• **Description of the task**:
Below is a set of records. Repeat all of them exactly.

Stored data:
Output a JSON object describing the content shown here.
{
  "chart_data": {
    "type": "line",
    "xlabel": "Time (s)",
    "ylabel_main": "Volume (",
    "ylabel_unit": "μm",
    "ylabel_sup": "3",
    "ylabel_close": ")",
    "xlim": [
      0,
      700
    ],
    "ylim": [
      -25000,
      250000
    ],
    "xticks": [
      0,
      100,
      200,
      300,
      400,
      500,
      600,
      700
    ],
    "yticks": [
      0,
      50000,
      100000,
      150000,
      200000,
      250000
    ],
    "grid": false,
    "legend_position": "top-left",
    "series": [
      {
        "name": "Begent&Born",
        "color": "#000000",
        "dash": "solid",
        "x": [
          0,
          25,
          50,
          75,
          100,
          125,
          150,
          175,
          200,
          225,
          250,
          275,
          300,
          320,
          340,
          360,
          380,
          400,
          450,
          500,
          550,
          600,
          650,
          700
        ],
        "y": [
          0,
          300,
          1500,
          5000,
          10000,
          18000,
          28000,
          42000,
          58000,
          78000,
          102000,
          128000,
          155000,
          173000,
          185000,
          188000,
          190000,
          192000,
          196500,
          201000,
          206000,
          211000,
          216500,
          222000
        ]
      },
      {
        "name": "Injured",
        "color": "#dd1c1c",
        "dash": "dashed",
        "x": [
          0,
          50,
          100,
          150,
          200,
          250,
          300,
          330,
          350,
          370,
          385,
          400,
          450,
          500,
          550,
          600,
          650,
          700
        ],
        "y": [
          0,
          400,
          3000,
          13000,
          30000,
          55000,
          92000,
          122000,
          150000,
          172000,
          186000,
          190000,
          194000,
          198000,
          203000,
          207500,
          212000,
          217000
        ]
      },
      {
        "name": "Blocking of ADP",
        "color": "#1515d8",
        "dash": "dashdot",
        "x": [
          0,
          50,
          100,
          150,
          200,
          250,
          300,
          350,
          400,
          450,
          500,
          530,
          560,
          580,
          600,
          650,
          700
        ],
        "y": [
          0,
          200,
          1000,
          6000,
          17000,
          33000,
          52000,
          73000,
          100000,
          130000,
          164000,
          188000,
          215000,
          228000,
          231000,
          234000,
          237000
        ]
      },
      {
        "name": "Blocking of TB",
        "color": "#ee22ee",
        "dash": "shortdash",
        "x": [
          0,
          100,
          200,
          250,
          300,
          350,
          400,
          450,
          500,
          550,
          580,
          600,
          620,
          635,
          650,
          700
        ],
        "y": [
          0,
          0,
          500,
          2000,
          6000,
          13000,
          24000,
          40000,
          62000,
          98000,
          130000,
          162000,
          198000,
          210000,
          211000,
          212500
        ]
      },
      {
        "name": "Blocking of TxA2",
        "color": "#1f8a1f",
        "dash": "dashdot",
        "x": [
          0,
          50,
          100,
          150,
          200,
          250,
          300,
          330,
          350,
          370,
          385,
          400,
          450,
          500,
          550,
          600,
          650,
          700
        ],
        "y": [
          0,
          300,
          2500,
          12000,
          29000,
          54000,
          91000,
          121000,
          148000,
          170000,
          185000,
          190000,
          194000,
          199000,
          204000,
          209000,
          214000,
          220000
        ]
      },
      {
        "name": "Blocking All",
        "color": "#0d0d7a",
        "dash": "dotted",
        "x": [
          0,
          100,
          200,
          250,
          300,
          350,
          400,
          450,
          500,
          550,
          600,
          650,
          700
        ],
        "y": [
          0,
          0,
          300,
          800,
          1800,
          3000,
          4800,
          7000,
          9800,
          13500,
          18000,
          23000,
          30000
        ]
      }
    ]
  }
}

• **Response**:
Output a JSON object describing the content shown here.
{
  "chart_data": {
    "type": "line",
    "xlabel": "Time (s)",
    "ylabel_main": "Volume (",
    "ylabel_unit": "μm",
    "ylabel_sup": "3",
    "ylabel_close": ")",
    "xlim": [
      0,
      700
    ],
    "ylim": [
      -25000,
      250000
    ],
    "xticks": [
      0,
      100,
      200,
      300,
      400,
      500,
      600,
      700
    ],
    "yticks": [
      0,
      50000,
      100000,
      150000,
      200000,
      250000
    ],
    "grid": false,
    "legend_position": "top-left",
    "series": [
      {
        "name": "Begent&Born",
        "color": "#000000",
        "dash": "solid",
        "x": [
          0,
          25,
          50,
          75,
          100,
          125,
          150,
          175,
          200,
          225,
          250,
          275,
          300,
          320,
          340,
          360,
          380,
          400,
          450,
          500,
          550,
          600,
          650,
          700
        ],
        "y": [
          0,
          300,
          1500,
          5000,
          10000,
          18000,
          28000,
          42000,
          58000,
          78000,
          102000,
          128000,
          155000,
          173000,
          185000,
          188000,
          190000,
          192000,
          196500,
          201000,
          206000,
          211000,
          216500,
          222000
        ]
      },
      {
        "name": "Injured",
        "color": "#dd1c1c",
        "dash": "dashed",
        "x": [
          0,
          50,
          100,
          150,
          200,
          250,
          300,
          330,
          350,
          370,
          385,
          400,
          450,
          500,
          550,
          600,
          650,
          700
        ],
        "y": [
          0,
          400,
          3000,
          13000,
          30000,
          55000,
          92000,
          122000,
          150000,
          172000,
          186000,
          190000,
          194000,
          198000,
          203000,
          207500,
          212000,
          217000
        ]
      },
      {
        "name": "Blocking of ADP",
        "color": "#1515d8",
        "dash": "dashdot",
        "x": [
          0,
          50,
          100,
          150,
          200,
          250,
          300,
          350,
          400,
          450,
          500,
          530,
          560,
          580,
          600,
          650,
          700
        ],
        "y": [
          0,
          200,
          1000,
          6000,
          17000,
          33000,
          52000,
          73000,
          100000,
          130000,
          164000,
          188000,
          215000,
          228000,
          231000,
          234000,
          237000
        ]
      },
      {
        "name": "Blocking of TB",
        "color": "#ee22ee",
        "dash": "shortdash",
        "x": [
          0,
          100,
          200,
          250,
          300,
          350,
          400,
          450,
          500,
          550,
          580,
          600,
          620,
          635,
          650,
          700
        ],
        "y": [
          0,
          0,
          500,
          2000,
          6000,
          13000,
          24000,
          40000,
          62000,
          98000,
          130000,
          162000,
          198000,
          210000,
          211000,
          212500
        ]
      },
      {
        "name": "Blocking of TxA2",
        "color": "#1f8a1f",
        "dash": "dashdot",
        "x": [
          0,
          50,
          100,
          150,
          200,
          250,
          300,
          330,
          350,
          370,
          385,
          400,
          450,
          500,
          550,
          600,
          650,
          700
        ],
        "y": [
          0,
          300,
          2500,
          12000,
          29000,
          54000,
          91000,
          121000,
          148000,
          170000,
          185000,
          190000,
          194000,
          199000,
          204000,
          209000,
          214000,
          220000
        ]
      },
      {
        "name": "Blocking All",
        "color": "#0d0d7a",
        "dash": "dotted",
        "x": [
          0,
          100,
          200,
          250,
          300,
          350,
          400,
          450,
          500,
          550,
          600,
          650,
          700
        ],
        "y": [
          0,
          0,
          300,
          800,
          1800,
          3000,
          4800,
          7000,
          9800,
          13500,
          18000,
          23000,
          30000
        ]
      }
    ]
  }
}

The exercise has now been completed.